__TO BE DONE__: Quote the listing in full, exactly as given, minus any pictures.

Dataset rows about figures
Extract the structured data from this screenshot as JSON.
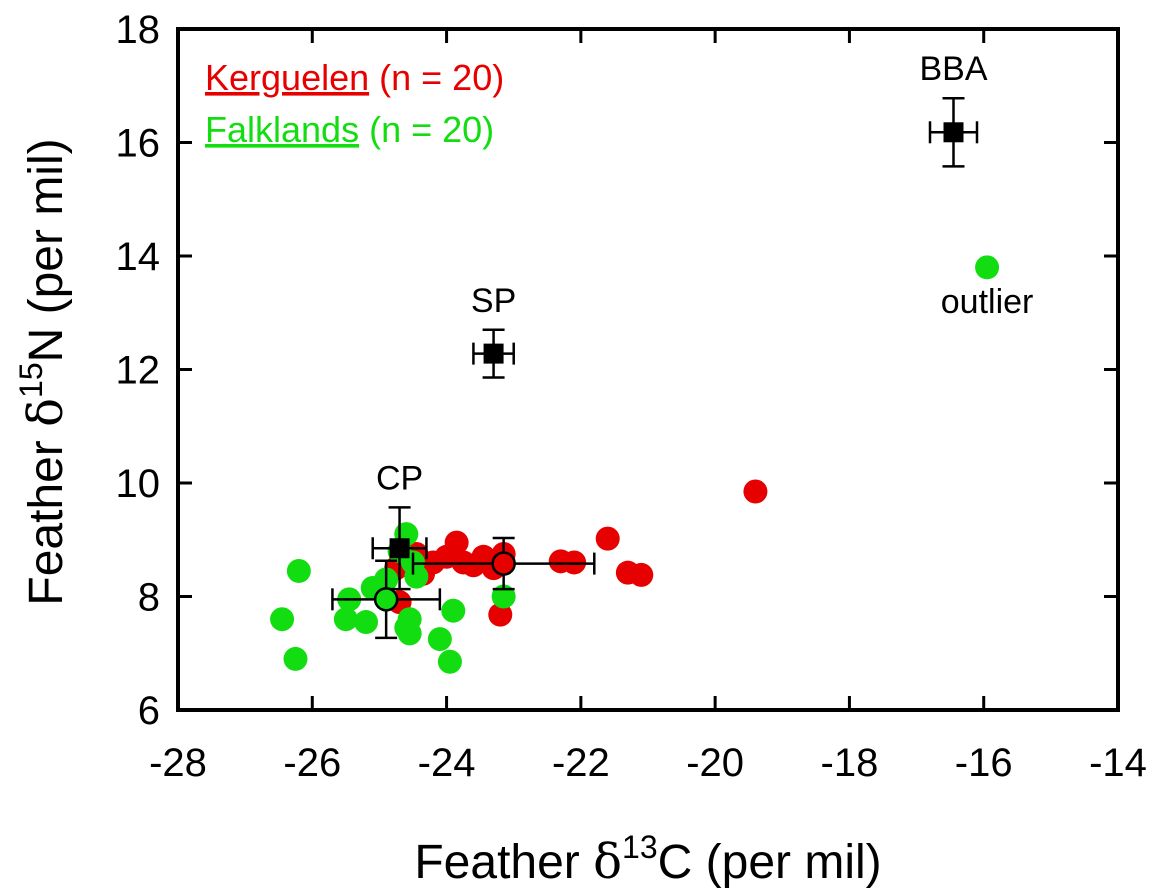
{
  "chart_data": {
    "type": "scatter",
    "xlabel": {
      "prefix": "Feather ",
      "symbol": "δ",
      "sup": "13",
      "element": "C",
      "suffix": " (per mil)"
    },
    "ylabel": {
      "prefix": "Feather ",
      "symbol": "δ",
      "sup": "15",
      "element": "N",
      "suffix": " (per mil)"
    },
    "xlim": [
      -28,
      -14
    ],
    "ylim": [
      6,
      18
    ],
    "xticks": [
      -28,
      -26,
      -24,
      -22,
      -20,
      -18,
      -16,
      -14
    ],
    "yticks": [
      6,
      8,
      10,
      12,
      14,
      16,
      18
    ],
    "grid": false,
    "legend": {
      "placement": "top-left",
      "entries": [
        {
          "name": "Kerguelen",
          "detail": "(n = 20)",
          "color": "#e60000"
        },
        {
          "name": "Falklands",
          "detail": "(n = 20)",
          "color": "#11dd11"
        }
      ]
    },
    "series": [
      {
        "name": "Kerguelen",
        "color": "#e60000",
        "points": [
          [
            -24.7,
            7.9
          ],
          [
            -24.75,
            8.5
          ],
          [
            -24.45,
            8.75
          ],
          [
            -24.35,
            8.4
          ],
          [
            -24.2,
            8.6
          ],
          [
            -24.0,
            8.7
          ],
          [
            -23.85,
            8.95
          ],
          [
            -23.75,
            8.6
          ],
          [
            -23.6,
            8.55
          ],
          [
            -23.45,
            8.7
          ],
          [
            -23.3,
            8.5
          ],
          [
            -23.15,
            8.75
          ],
          [
            -23.2,
            7.68
          ],
          [
            -22.3,
            8.62
          ],
          [
            -22.1,
            8.6
          ],
          [
            -21.6,
            9.02
          ],
          [
            -21.3,
            8.42
          ],
          [
            -21.1,
            8.38
          ],
          [
            -19.4,
            9.85
          ],
          [
            -24.5,
            8.5
          ]
        ]
      },
      {
        "name": "Falklands",
        "color": "#11dd11",
        "points": [
          [
            -26.45,
            7.6
          ],
          [
            -26.2,
            8.45
          ],
          [
            -26.25,
            6.9
          ],
          [
            -25.45,
            7.95
          ],
          [
            -25.5,
            7.6
          ],
          [
            -25.2,
            7.55
          ],
          [
            -25.1,
            8.15
          ],
          [
            -24.9,
            8.3
          ],
          [
            -24.7,
            8.8
          ],
          [
            -24.6,
            9.1
          ],
          [
            -24.5,
            8.6
          ],
          [
            -24.55,
            7.6
          ],
          [
            -24.6,
            7.45
          ],
          [
            -24.55,
            7.35
          ],
          [
            -24.1,
            7.25
          ],
          [
            -23.95,
            6.85
          ],
          [
            -23.9,
            7.75
          ],
          [
            -23.15,
            8.0
          ],
          [
            -24.45,
            8.35
          ],
          [
            -15.95,
            13.8
          ]
        ]
      }
    ],
    "means": [
      {
        "name": "Kerguelen mean",
        "color": "#e60000",
        "x": -23.15,
        "y": 8.58,
        "xerr": 1.35,
        "yerr": 0.45
      },
      {
        "name": "Falklands mean",
        "color": "#11dd11",
        "x": -24.9,
        "y": 7.95,
        "xerr": 0.8,
        "yerr": 0.68
      }
    ],
    "reference_points": [
      {
        "label": "BBA",
        "x": -16.45,
        "y": 16.18,
        "xerr": 0.35,
        "yerr": 0.6,
        "label_pos": "above"
      },
      {
        "label": "SP",
        "x": -23.3,
        "y": 12.28,
        "xerr": 0.3,
        "yerr": 0.42,
        "label_pos": "above"
      },
      {
        "label": "CP",
        "x": -24.7,
        "y": 8.85,
        "xerr": 0.4,
        "yerr": 0.72,
        "label_pos": "above"
      }
    ],
    "annotations": [
      {
        "text": "outlier",
        "x": -15.95,
        "y": 13.0,
        "color": "#11dd11"
      }
    ]
  }
}
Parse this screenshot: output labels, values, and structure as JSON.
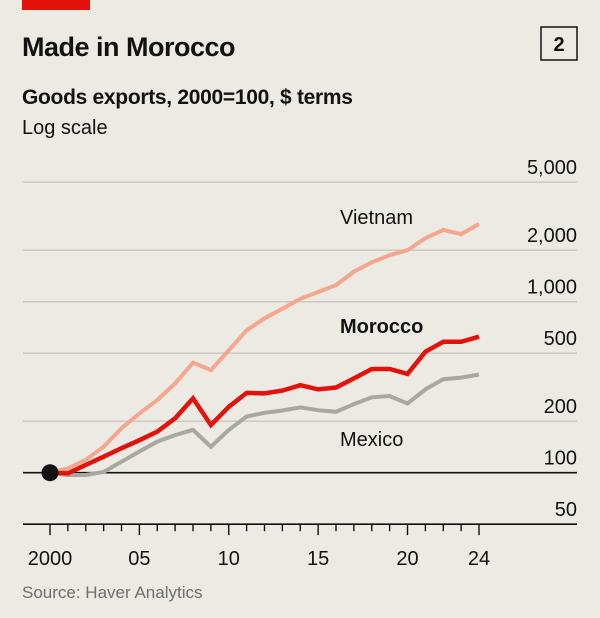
{
  "header": {
    "title": "Made in Morocco",
    "chart_number": "2",
    "subtitle": "Goods exports, 2000=100, $ terms",
    "scale_note": "Log scale"
  },
  "footer": {
    "source": "Source: Haver Analytics"
  },
  "colors": {
    "accent": "#e3120b",
    "vietnam": "#f4a78e",
    "morocco": "#e3120b",
    "mexico": "#a8a8a0",
    "grid": "#c9c7bf",
    "text": "#121212",
    "background": "#eceae3"
  },
  "chart_data": {
    "type": "line",
    "title": "Made in Morocco",
    "subtitle": "Goods exports, 2000=100, $ terms",
    "yscale": "log",
    "ylim": [
      50,
      5000
    ],
    "yticks": [
      50,
      100,
      200,
      500,
      1000,
      2000,
      5000
    ],
    "ytick_labels": [
      "50",
      "100",
      "200",
      "500",
      "1,000",
      "2,000",
      "5,000"
    ],
    "xlim": [
      2000,
      2024
    ],
    "xticks": [
      2000,
      2005,
      2010,
      2015,
      2020,
      2024
    ],
    "xtick_labels": [
      "2000",
      "05",
      "10",
      "15",
      "20",
      "24"
    ],
    "grid": true,
    "x": [
      2000,
      2001,
      2002,
      2003,
      2004,
      2005,
      2006,
      2007,
      2008,
      2009,
      2010,
      2011,
      2012,
      2013,
      2014,
      2015,
      2016,
      2017,
      2018,
      2019,
      2020,
      2021,
      2022,
      2023,
      2024
    ],
    "series": [
      {
        "name": "Vietnam",
        "values": [
          100,
          106,
          119,
          142,
          182,
          222,
          266,
          333,
          440,
          398,
          520,
          680,
          800,
          910,
          1040,
          1140,
          1250,
          1500,
          1700,
          1870,
          2000,
          2350,
          2630,
          2480,
          2850
        ]
      },
      {
        "name": "Morocco",
        "values": [
          100,
          99,
          111,
          124,
          139,
          155,
          174,
          208,
          272,
          190,
          243,
          293,
          291,
          302,
          325,
          307,
          315,
          356,
          404,
          404,
          378,
          510,
          583,
          583,
          624
        ]
      },
      {
        "name": "Mexico",
        "values": [
          100,
          97,
          97,
          101,
          116,
          133,
          152,
          166,
          178,
          142,
          178,
          213,
          224,
          231,
          241,
          232,
          227,
          252,
          276,
          281,
          254,
          307,
          352,
          360,
          375
        ]
      }
    ],
    "source": "Source: Haver Analytics"
  }
}
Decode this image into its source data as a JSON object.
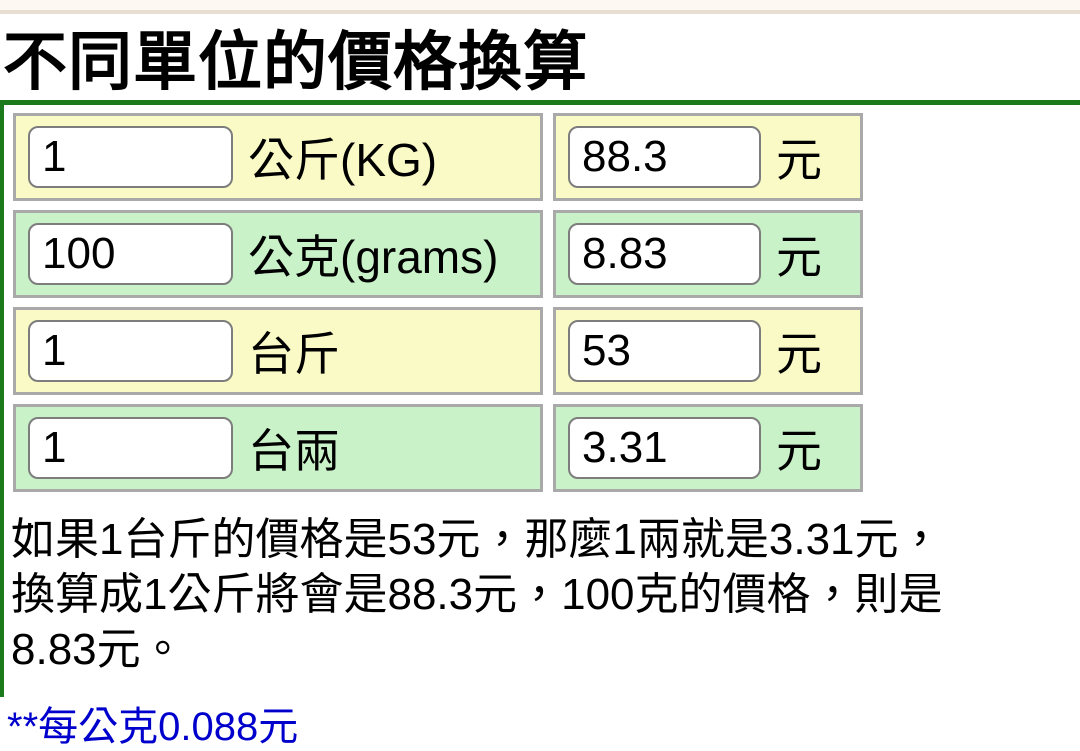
{
  "page": {
    "title": "不同單位的價格換算"
  },
  "converter": {
    "rows": [
      {
        "amount": "1",
        "unit": "公斤(KG)",
        "price": "88.3",
        "currency": "元"
      },
      {
        "amount": "100",
        "unit": "公克(grams)",
        "price": "8.83",
        "currency": "元"
      },
      {
        "amount": "1",
        "unit": "台斤",
        "price": "53",
        "currency": "元"
      },
      {
        "amount": "1",
        "unit": "台兩",
        "price": "3.31",
        "currency": "元"
      }
    ]
  },
  "description": {
    "lines": [
      "如果1台斤的價格是53元，那麼1兩就是3.31元，",
      "換算成1公斤將會是88.3元，100克的價格，則是",
      "8.83元。"
    ]
  },
  "note": {
    "text": "**每公克0.088元"
  },
  "colors": {
    "accent_green": "#1c7a1c",
    "row_yellow": "#fafac6",
    "row_green": "#c9f2c9",
    "cell_border": "#a9a9a9",
    "input_border": "#7d7d7d",
    "note_blue": "#0000cc",
    "topbar_bg": "#fdf8f1",
    "topbar_border": "#e8dfd2"
  }
}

__OUTPUT OF THE EXERCISE__:
Extract the structured data from this screenshot as JSON.
{
  "chart_data": {
    "type": "scatter",
    "xlabel": {
      "prefix": "Feather ",
      "symbol": "δ",
      "sup": "13",
      "element": "C",
      "suffix": " (per mil)"
    },
    "ylabel": {
      "prefix": "Feather ",
      "symbol": "δ",
      "sup": "15",
      "element": "N",
      "suffix": " (per mil)"
    },
    "xlim": [
      -28,
      -14
    ],
    "ylim": [
      6,
      18
    ],
    "xticks": [
      -28,
      -26,
      -24,
      -22,
      -20,
      -18,
      -16,
      -14
    ],
    "yticks": [
      6,
      8,
      10,
      12,
      14,
      16,
      18
    ],
    "grid": false,
    "legend": {
      "placement": "top-left",
      "entries": [
        {
          "name": "Kerguelen",
          "detail": "(n = 20)",
          "color": "#e60000"
        },
        {
          "name": "Falklands",
          "detail": "(n = 20)",
          "color": "#11dd11"
        }
      ]
    },
    "series": [
      {
        "name": "Kerguelen",
        "color": "#e60000",
        "points": [
          [
            -24.7,
            7.9
          ],
          [
            -24.75,
            8.5
          ],
          [
            -24.45,
            8.75
          ],
          [
            -24.35,
            8.4
          ],
          [
            -24.2,
            8.6
          ],
          [
            -24.0,
            8.7
          ],
          [
            -23.85,
            8.95
          ],
          [
            -23.75,
            8.6
          ],
          [
            -23.6,
            8.55
          ],
          [
            -23.45,
            8.7
          ],
          [
            -23.3,
            8.5
          ],
          [
            -23.15,
            8.75
          ],
          [
            -23.2,
            7.68
          ],
          [
            -22.3,
            8.62
          ],
          [
            -22.1,
            8.6
          ],
          [
            -21.6,
            9.02
          ],
          [
            -21.3,
            8.42
          ],
          [
            -21.1,
            8.38
          ],
          [
            -19.4,
            9.85
          ],
          [
            -24.5,
            8.5
          ]
        ]
      },
      {
        "name": "Falklands",
        "color": "#11dd11",
        "points": [
          [
            -26.45,
            7.6
          ],
          [
            -26.2,
            8.45
          ],
          [
            -26.25,
            6.9
          ],
          [
            -25.45,
            7.95
          ],
          [
            -25.5,
            7.6
          ],
          [
            -25.2,
            7.55
          ],
          [
            -25.1,
            8.15
          ],
          [
            -24.9,
            8.3
          ],
          [
            -24.7,
            8.8
          ],
          [
            -24.6,
            9.1
          ],
          [
            -24.5,
            8.6
          ],
          [
            -24.55,
            7.6
          ],
          [
            -24.6,
            7.45
          ],
          [
            -24.55,
            7.35
          ],
          [
            -24.1,
            7.25
          ],
          [
            -23.95,
            6.85
          ],
          [
            -23.9,
            7.75
          ],
          [
            -23.15,
            8.0
          ],
          [
            -24.45,
            8.35
          ],
          [
            -15.95,
            13.8
          ]
        ]
      }
    ],
    "means": [
      {
        "name": "Kerguelen mean",
        "color": "#e60000",
        "x": -23.15,
        "y": 8.58,
        "xerr": 1.35,
        "yerr": 0.45
      },
      {
        "name": "Falklands mean",
        "color": "#11dd11",
        "x": -24.9,
        "y": 7.95,
        "xerr": 0.8,
        "yerr": 0.68
      }
    ],
    "reference_points": [
      {
        "label": "BBA",
        "x": -16.45,
        "y": 16.18,
        "xerr": 0.35,
        "yerr": 0.6,
        "label_pos": "above"
      },
      {
        "label": "SP",
        "x": -23.3,
        "y": 12.28,
        "xerr": 0.3,
        "yerr": 0.42,
        "label_pos": "above"
      },
      {
        "label": "CP",
        "x": -24.7,
        "y": 8.85,
        "xerr": 0.4,
        "yerr": 0.72,
        "label_pos": "above"
      }
    ],
    "annotations": [
      {
        "text": "outlier",
        "x": -15.95,
        "y": 13.0,
        "color": "#11dd11"
      }
    ]
  }
}
Parse this screenshot: output labels, values, and structure as JSON.
{
  "header": {
    "title": "Made in Morocco",
    "chart_number": "2",
    "subtitle": "Goods exports, 2000=100, $ terms",
    "scale_note": "Log scale"
  },
  "footer": {
    "source": "Source: Haver Analytics"
  },
  "colors": {
    "accent": "#e3120b",
    "vietnam": "#f4a78e",
    "morocco": "#e3120b",
    "mexico": "#a8a8a0",
    "grid": "#c9c7bf",
    "text": "#121212",
    "background": "#eceae3"
  },
  "chart_data": {
    "type": "line",
    "title": "Made in Morocco",
    "subtitle": "Goods exports, 2000=100, $ terms",
    "yscale": "log",
    "ylim": [
      50,
      5000
    ],
    "yticks": [
      50,
      100,
      200,
      500,
      1000,
      2000,
      5000
    ],
    "ytick_labels": [
      "50",
      "100",
      "200",
      "500",
      "1,000",
      "2,000",
      "5,000"
    ],
    "xlim": [
      2000,
      2024
    ],
    "xticks": [
      2000,
      2005,
      2010,
      2015,
      2020,
      2024
    ],
    "xtick_labels": [
      "2000",
      "05",
      "10",
      "15",
      "20",
      "24"
    ],
    "grid": true,
    "x": [
      2000,
      2001,
      2002,
      2003,
      2004,
      2005,
      2006,
      2007,
      2008,
      2009,
      2010,
      2011,
      2012,
      2013,
      2014,
      2015,
      2016,
      2017,
      2018,
      2019,
      2020,
      2021,
      2022,
      2023,
      2024
    ],
    "series": [
      {
        "name": "Vietnam",
        "values": [
          100,
          106,
          119,
          142,
          182,
          222,
          266,
          333,
          440,
          398,
          520,
          680,
          800,
          910,
          1040,
          1140,
          1250,
          1500,
          1700,
          1870,
          2000,
          2350,
          2630,
          2480,
          2850
        ]
      },
      {
        "name": "Morocco",
        "values": [
          100,
          99,
          111,
          124,
          139,
          155,
          174,
          208,
          272,
          190,
          243,
          293,
          291,
          302,
          325,
          307,
          315,
          356,
          404,
          404,
          378,
          510,
          583,
          583,
          624
        ]
      },
      {
        "name": "Mexico",
        "values": [
          100,
          97,
          97,
          101,
          116,
          133,
          152,
          166,
          178,
          142,
          178,
          213,
          224,
          231,
          241,
          232,
          227,
          252,
          276,
          281,
          254,
          307,
          352,
          360,
          375
        ]
      }
    ],
    "source": "Source: Haver Analytics"
  }
}
Decode this image into its source data as a JSON object.
{
  "page": {
    "title": "不同單位的價格換算"
  },
  "converter": {
    "rows": [
      {
        "amount": "1",
        "unit": "公斤(KG)",
        "price": "88.3",
        "currency": "元"
      },
      {
        "amount": "100",
        "unit": "公克(grams)",
        "price": "8.83",
        "currency": "元"
      },
      {
        "amount": "1",
        "unit": "台斤",
        "price": "53",
        "currency": "元"
      },
      {
        "amount": "1",
        "unit": "台兩",
        "price": "3.31",
        "currency": "元"
      }
    ]
  },
  "description": {
    "lines": [
      "如果1台斤的價格是53元，那麼1兩就是3.31元，",
      "換算成1公斤將會是88.3元，100克的價格，則是",
      "8.83元。"
    ]
  },
  "note": {
    "text": "**每公克0.088元"
  },
  "colors": {
    "accent_green": "#1c7a1c",
    "row_yellow": "#fafac6",
    "row_green": "#c9f2c9",
    "cell_border": "#a9a9a9",
    "input_border": "#7d7d7d",
    "note_blue": "#0000cc",
    "topbar_bg": "#fdf8f1",
    "topbar_border": "#e8dfd2"
  }
}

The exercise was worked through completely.